== Textausschnitt

Porto – mehr als nur ein Hafen

 

von Maria Pussig

Noch vor einigen Jahren schien Portugal eher der Geheimtipp unter den südeuropäischen Reisezielen zu sein.

War man nicht gerade mit einem abenteuerlichen, reiselustigen Naturell gesegnet, endete Europas Süden für den durchschnittlichen Otto Normalverbraucher des deutschsprachigen Raums häufig mit Pizza, Pasta und Gelato an der Adria. Dass auch diese Region Europas mit Recht seine Reize hat, soll an dieser Stelle nicht unterschlagen werden. In den vergangenen Jahren hat sich jedoch gezeigt, dass sich Reise- und Entdeckungslust bezahlt machen können, wie ein Blick auf Portugal schnell bestätigt. Besonders die städtischen Ballungszentren, welche häufig auf eine Geschichte zurückblicken, die bis in die römische Antike oder noch weiter reicht, stehen mit ihren kulturellen Angeboten und innovativen Konzepten im Zentrum des Interesses der Besucherinnen und Besucher. Grund genug, mit Porto eine dieser Städte einmal etwas genauer vorzustellen.

Porto auf einen Blick

Im Norden des Landes liegend stellt die Stadt in vielerlei Hinsicht ein Zentrum der Region dar: kulturell und kulinarisch, historisch und politisch, geografisch und wirtschaftlich. Nicht umsonst wird Porto daher von seinen rund 238 000 Einwohnern auch liebevoll „Portugals heimliche Hauptstadt“ genannt. Diese Attribute sind nicht zuletzt auch auf die geographische Lage und die Geschichte der Stadt zurückzuführen. Porto liegt strategisch günstig direkt am Atlantik, am Nordufer des Flusses Douro, welcher dort in den Ozean mündet. Diesem Umstand verdankt die Stadt auch ihren Namen, welcher ins Deutsche übersetzt „Hafen“ bedeutet und damit auf Portos wichtigsten kulturellen und wirtschaftlichen Grundpfeiler hinweist. Schon für die Zeit der römischen Besatzung lassen sich Hinweise für die kommerzielle Bedeutung der Hafenstadt finden, die ihren Höhepunkt schließlich im Zeitalter der europäischen Expansion erreichte.

====
== Material

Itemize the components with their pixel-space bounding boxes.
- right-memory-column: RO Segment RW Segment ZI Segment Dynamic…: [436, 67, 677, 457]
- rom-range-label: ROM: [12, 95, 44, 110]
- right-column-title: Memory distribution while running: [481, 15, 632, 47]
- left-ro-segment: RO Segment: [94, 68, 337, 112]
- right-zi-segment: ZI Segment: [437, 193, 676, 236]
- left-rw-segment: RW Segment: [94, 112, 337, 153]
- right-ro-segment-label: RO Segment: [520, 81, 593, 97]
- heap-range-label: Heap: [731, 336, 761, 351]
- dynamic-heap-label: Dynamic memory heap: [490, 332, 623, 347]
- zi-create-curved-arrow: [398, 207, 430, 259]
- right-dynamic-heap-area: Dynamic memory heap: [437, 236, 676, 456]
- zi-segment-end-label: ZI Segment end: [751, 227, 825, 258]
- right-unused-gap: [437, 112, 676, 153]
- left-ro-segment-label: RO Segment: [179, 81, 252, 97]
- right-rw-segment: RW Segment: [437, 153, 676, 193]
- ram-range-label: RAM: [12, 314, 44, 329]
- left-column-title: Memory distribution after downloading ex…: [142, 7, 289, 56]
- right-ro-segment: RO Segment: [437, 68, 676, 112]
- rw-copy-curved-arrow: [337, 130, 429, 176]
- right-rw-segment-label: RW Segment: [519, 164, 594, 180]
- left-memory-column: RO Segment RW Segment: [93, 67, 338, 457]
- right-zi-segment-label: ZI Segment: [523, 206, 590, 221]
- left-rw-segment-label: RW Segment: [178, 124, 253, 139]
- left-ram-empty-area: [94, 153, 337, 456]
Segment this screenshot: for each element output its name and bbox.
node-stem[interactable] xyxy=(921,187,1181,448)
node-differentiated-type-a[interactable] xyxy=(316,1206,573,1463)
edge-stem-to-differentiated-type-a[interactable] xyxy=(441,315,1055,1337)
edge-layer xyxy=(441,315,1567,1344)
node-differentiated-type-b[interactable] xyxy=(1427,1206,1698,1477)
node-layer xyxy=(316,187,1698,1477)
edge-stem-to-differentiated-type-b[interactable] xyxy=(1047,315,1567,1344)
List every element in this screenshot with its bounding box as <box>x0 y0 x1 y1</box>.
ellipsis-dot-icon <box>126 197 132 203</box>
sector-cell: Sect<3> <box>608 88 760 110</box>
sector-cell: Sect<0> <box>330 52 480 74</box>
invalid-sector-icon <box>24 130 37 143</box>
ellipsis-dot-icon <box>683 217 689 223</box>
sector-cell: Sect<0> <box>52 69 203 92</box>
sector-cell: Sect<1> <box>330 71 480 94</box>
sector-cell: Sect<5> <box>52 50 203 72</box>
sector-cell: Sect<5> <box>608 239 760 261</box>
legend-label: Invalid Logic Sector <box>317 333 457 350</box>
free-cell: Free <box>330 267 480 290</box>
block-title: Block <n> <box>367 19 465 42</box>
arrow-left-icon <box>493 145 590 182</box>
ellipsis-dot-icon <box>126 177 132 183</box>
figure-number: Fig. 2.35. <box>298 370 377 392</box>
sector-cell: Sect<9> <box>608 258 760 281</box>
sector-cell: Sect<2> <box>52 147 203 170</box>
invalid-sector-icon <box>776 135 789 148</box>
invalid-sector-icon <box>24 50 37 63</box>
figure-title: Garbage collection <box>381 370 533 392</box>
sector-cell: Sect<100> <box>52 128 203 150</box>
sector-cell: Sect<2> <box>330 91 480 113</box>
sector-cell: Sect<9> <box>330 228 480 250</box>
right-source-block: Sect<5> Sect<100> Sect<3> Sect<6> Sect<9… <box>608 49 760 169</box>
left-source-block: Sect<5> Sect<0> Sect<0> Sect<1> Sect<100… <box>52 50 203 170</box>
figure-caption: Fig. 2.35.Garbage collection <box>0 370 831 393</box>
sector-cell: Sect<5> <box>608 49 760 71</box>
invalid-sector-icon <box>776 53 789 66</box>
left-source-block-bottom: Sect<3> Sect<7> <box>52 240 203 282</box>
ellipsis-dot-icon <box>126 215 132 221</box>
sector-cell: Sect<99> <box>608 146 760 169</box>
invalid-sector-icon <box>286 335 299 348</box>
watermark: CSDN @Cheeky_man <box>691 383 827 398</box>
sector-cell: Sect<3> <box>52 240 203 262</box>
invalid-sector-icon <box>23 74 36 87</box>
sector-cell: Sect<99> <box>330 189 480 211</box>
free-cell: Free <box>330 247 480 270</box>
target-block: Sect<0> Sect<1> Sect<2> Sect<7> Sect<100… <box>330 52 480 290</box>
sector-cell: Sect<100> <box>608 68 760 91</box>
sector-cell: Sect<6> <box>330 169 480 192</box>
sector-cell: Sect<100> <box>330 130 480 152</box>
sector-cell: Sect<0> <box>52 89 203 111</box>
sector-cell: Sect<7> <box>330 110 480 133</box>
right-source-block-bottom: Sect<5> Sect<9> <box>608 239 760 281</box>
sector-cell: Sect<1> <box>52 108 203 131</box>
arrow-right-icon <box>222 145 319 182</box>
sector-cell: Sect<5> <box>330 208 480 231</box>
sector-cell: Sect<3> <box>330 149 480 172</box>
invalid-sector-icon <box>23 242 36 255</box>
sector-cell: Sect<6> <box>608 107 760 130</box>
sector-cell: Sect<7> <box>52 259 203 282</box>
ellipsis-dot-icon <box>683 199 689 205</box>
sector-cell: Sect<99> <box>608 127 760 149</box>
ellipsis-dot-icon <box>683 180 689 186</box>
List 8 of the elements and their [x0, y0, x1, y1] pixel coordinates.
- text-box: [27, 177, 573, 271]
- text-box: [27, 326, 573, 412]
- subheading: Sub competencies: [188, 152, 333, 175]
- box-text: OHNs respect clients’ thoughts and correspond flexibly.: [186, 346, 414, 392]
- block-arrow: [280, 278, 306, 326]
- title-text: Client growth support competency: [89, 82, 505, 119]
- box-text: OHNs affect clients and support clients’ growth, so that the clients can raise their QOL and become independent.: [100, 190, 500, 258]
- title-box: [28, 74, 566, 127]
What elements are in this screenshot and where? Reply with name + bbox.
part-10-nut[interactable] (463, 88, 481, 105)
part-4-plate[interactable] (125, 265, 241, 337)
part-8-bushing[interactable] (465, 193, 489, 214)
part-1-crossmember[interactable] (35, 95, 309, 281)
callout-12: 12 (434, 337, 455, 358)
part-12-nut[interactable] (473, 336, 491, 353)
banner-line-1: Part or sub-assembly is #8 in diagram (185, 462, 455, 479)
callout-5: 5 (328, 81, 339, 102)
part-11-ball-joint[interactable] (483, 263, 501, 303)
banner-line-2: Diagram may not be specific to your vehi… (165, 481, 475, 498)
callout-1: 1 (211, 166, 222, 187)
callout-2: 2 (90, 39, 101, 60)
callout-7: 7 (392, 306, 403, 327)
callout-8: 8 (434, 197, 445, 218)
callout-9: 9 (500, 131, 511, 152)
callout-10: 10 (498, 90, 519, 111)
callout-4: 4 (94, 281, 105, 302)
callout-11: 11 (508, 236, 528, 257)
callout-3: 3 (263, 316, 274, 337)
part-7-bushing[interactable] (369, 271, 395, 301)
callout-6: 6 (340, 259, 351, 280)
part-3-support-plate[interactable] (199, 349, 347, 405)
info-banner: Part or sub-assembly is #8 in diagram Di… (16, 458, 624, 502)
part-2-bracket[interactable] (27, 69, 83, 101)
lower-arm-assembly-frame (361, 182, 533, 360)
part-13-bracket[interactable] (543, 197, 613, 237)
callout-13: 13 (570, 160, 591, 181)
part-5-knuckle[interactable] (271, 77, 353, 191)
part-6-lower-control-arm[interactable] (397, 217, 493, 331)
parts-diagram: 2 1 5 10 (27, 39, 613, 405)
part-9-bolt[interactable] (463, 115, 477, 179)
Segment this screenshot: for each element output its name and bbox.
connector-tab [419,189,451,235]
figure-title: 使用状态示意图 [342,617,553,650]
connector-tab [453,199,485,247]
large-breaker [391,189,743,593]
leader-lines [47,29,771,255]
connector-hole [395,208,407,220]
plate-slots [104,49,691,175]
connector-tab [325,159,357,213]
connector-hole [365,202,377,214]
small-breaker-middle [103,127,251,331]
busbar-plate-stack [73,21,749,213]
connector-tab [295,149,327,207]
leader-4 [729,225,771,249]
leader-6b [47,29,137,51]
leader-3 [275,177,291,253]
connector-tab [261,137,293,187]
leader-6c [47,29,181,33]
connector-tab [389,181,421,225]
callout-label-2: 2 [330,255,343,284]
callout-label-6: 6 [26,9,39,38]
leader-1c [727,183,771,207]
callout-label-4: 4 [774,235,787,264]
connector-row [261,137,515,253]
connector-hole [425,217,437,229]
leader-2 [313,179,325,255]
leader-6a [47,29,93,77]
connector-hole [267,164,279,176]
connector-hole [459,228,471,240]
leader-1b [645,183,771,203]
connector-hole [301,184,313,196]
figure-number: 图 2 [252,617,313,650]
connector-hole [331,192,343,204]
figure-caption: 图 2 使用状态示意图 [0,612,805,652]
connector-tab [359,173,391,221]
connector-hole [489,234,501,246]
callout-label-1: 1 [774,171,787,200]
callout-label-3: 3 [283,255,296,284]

====

▶ **Aufgaben**
A. Gib den Text über Porto von „Porto – mehr“ bis einschließlich „Reisezielen zu sein.“ wortgetreu aus.
B. Führe den Text über Porto nach seinem letzten Satz fort.

▶ **Lösungen**
A.
Porto – mehr als nur ein Hafen

 

von Maria Pussig

Noch vor einigen Jahren schien Portugal eher der Geheimtipp unter den südeuropäischen Reisezielen zu sein.

B.
Auch gegenwärtig stellt der Großraum Porto nicht nur den wirtschaftlich wichtigsten Ballungsraum des Nordens, sondern des ganzen Landes dar, wobei der Hafen heute eine eher nebengeordnete Rolle spielt und Textil- sowie Lederindustrie an seine Stelle getreten sind. Gleichermaßen beweist Porto jedoch auch, dass es für eine Stadt möglich ist, neben einer blühenden Wirtschaft auch über ein kulturell reichhaltiges Angebot zu verfügen. Mehr noch: Erstere als Teil Letzterer zu begreifen.

Kathedrale von Porto; © Anajim

Historische Anfänge

Um Portos Gegenwart und damit auch alle gegenwärtigen kulturellen Prozesse besser zu verstehen, empfiehlt es sich zu allererst, auf seine Geschichte zurückzublicken. Wie bereits zuvor erwähnt wurde, spielte die Stadt schon in der römischen Antike eine entscheidende Rolle für das Imperium, doch der Allgemeinheit weniger bekannt ist, dass schon zur Eisenzeit erste Siedlungen der Castrokultur im heutigen Großraum Portos entstanden. Darauf weisen archäologische Funde hin, die bei Ausgrabungen, aber auch zufällig bei Bauarbeiten in der Stadt immer wieder gefunden wurden und werden.

Dass das Erbe der Castrokultur trotz des eher geringen Bekanntheitsgrades dennoch von Belangen ist, zeigt sich vor allem in der Theoriebildung rund um die Namensgebung der Stadt Porto. Diese konnte nicht restlos geklärt werden, geht aber im Grunde von einer ersten Benennung der Region durch die Castrokultur als „Cale“ aus. Daraus entwickelte sich im Laufe der Jahrhunderte die römische Bezeichnung „Portus Cale“, wovon sich nicht nur die heutige Städtebezeichnung „Porto“ ableitet, sondern auch gleich die Bezeichnung eines ganzen Landes: „Portugal“.

Schon das zeigt, inwiefern Porto eine wahre Vorreiterrolle in der Geschichte des gesamten restliche Land gespielt hat und – wie beispielsweise bei der Gründung des portugiesischen Königreichs durch Alfonso I. Henriques – immer wieder spielen würde.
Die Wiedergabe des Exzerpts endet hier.